Data lines.
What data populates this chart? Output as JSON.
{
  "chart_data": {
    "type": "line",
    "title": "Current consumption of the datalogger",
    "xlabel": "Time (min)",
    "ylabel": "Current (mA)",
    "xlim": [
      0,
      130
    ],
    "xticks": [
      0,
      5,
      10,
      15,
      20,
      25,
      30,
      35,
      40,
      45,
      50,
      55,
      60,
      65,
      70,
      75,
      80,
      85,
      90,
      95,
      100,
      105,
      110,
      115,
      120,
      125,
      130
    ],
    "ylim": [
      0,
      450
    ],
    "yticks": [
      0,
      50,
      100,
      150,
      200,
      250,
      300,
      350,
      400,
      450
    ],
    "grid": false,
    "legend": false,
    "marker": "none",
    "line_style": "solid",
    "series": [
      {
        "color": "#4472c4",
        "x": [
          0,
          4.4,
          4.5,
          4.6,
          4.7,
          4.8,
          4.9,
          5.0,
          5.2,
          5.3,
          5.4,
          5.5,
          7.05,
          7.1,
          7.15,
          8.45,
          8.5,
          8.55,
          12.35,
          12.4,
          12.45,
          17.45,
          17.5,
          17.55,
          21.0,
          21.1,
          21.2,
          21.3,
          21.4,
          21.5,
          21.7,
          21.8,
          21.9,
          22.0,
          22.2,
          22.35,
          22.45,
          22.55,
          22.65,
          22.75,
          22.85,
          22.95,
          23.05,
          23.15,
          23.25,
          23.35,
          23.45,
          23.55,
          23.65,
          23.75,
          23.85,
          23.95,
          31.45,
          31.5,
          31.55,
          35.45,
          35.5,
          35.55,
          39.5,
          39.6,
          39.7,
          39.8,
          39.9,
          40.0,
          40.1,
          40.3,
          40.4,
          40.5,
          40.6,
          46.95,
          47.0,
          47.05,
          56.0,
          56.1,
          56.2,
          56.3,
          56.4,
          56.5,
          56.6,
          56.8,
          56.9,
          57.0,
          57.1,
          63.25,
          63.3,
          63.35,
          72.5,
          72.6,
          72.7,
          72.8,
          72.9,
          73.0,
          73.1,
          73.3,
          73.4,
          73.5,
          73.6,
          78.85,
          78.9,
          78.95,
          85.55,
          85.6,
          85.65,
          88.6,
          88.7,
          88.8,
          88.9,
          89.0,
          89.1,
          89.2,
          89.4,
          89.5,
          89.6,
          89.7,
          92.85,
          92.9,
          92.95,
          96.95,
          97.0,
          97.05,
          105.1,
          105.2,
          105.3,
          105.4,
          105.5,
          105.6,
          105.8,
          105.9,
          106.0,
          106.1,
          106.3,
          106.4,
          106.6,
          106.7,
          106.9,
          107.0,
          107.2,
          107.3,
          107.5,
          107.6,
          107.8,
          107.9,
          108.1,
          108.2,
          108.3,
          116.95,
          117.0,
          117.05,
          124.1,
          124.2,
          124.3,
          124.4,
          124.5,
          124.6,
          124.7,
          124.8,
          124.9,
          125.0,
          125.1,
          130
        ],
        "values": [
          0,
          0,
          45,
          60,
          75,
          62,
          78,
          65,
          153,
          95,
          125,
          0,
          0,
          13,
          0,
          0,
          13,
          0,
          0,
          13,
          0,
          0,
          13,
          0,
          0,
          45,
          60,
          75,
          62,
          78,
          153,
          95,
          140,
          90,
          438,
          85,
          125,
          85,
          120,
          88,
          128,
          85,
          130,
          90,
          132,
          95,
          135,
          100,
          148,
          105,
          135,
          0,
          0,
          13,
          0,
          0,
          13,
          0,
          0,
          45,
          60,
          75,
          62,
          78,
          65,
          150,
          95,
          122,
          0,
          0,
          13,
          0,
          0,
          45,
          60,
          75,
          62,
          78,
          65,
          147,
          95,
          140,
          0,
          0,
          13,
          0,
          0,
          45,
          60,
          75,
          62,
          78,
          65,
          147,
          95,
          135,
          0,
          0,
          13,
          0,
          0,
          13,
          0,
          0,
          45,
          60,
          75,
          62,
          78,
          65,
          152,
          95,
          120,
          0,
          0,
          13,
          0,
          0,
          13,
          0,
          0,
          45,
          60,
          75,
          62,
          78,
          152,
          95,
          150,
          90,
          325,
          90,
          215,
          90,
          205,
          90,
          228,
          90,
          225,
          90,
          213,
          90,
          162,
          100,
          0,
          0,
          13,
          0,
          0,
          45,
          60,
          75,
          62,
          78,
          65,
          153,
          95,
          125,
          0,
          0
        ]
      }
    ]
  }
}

Exercise task. Each line above must be printed exactly as it appears.

Task result.
What data populates this chart? Output as JSON.
{
  "chart_data": {
    "type": "line",
    "title": "Current consumption of the datalogger",
    "xlabel": "Time (min)",
    "ylabel": "Current (mA)",
    "xlim": [
      0,
      130
    ],
    "xticks": [
      0,
      5,
      10,
      15,
      20,
      25,
      30,
      35,
      40,
      45,
      50,
      55,
      60,
      65,
      70,
      75,
      80,
      85,
      90,
      95,
      100,
      105,
      110,
      115,
      120,
      125,
      130
    ],
    "ylim": [
      0,
      450
    ],
    "yticks": [
      0,
      50,
      100,
      150,
      200,
      250,
      300,
      350,
      400,
      450
    ],
    "grid": false,
    "legend": false,
    "marker": "none",
    "line_style": "solid",
    "series": [
      {
        "color": "#4472c4",
        "x": [
          0,
          4.4,
          4.5,
          4.6,
          4.7,
          4.8,
          4.9,
          5.0,
          5.2,
          5.3,
          5.4,
          5.5,
          7.05,
          7.1,
          7.15,
          8.45,
          8.5,
          8.55,
          12.35,
          12.4,
          12.45,
          17.45,
          17.5,
          17.55,
          21.0,
          21.1,
          21.2,
          21.3,
          21.4,
          21.5,
          21.7,
          21.8,
          21.9,
          22.0,
          22.2,
          22.35,
          22.45,
          22.55,
          22.65,
          22.75,
          22.85,
          22.95,
          23.05,
          23.15,
          23.25,
          23.35,
          23.45,
          23.55,
          23.65,
          23.75,
          23.85,
          23.95,
          31.45,
          31.5,
          31.55,
          35.45,
          35.5,
          35.55,
          39.5,
          39.6,
          39.7,
          39.8,
          39.9,
          40.0,
          40.1,
          40.3,
          40.4,
          40.5,
          40.6,
          46.95,
          47.0,
          47.05,
          56.0,
          56.1,
          56.2,
          56.3,
          56.4,
          56.5,
          56.6,
          56.8,
          56.9,
          57.0,
          57.1,
          63.25,
          63.3,
          63.35,
          72.5,
          72.6,
          72.7,
          72.8,
          72.9,
          73.0,
          73.1,
          73.3,
          73.4,
          73.5,
          73.6,
          78.85,
          78.9,
          78.95,
          85.55,
          85.6,
          85.65,
          88.6,
          88.7,
          88.8,
          88.9,
          89.0,
          89.1,
          89.2,
          89.4,
          89.5,
          89.6,
          89.7,
          92.85,
          92.9,
          92.95,
          96.95,
          97.0,
          97.05,
          105.1,
          105.2,
          105.3,
          105.4,
          105.5,
          105.6,
          105.8,
          105.9,
          106.0,
          106.1,
          106.3,
          106.4,
          106.6,
          106.7,
          106.9,
          107.0,
          107.2,
          107.3,
          107.5,
          107.6,
          107.8,
          107.9,
          108.1,
          108.2,
          108.3,
          116.95,
          117.0,
          117.05,
          124.1,
          124.2,
          124.3,
          124.4,
          124.5,
          124.6,
          124.7,
          124.8,
          124.9,
          125.0,
          125.1,
          130
        ],
        "values": [
          0,
          0,
          45,
          60,
          75,
          62,
          78,
          65,
          153,
          95,
          125,
          0,
          0,
          13,
          0,
          0,
          13,
          0,
          0,
          13,
          0,
          0,
          13,
          0,
          0,
          45,
          60,
          75,
          62,
          78,
          153,
          95,
          140,
          90,
          438,
          85,
          125,
          85,
          120,
          88,
          128,
          85,
          130,
          90,
          132,
          95,
          135,
          100,
          148,
          105,
          135,
          0,
          0,
          13,
          0,
          0,
          13,
          0,
          0,
          45,
          60,
          75,
          62,
          78,
          65,
          150,
          95,
          122,
          0,
          0,
          13,
          0,
          0,
          45,
          60,
          75,
          62,
          78,
          65,
          147,
          95,
          140,
          0,
          0,
          13,
          0,
          0,
          45,
          60,
          75,
          62,
          78,
          65,
          147,
          95,
          135,
          0,
          0,
          13,
          0,
          0,
          13,
          0,
          0,
          45,
          60,
          75,
          62,
          78,
          65,
          152,
          95,
          120,
          0,
          0,
          13,
          0,
          0,
          13,
          0,
          0,
          45,
          60,
          75,
          62,
          78,
          152,
          95,
          150,
          90,
          325,
          90,
          215,
          90,
          205,
          90,
          228,
          90,
          225,
          90,
          213,
          90,
          162,
          100,
          0,
          0,
          13,
          0,
          0,
          45,
          60,
          75,
          62,
          78,
          65,
          153,
          95,
          125,
          0,
          0
        ]
      }
    ]
  }
}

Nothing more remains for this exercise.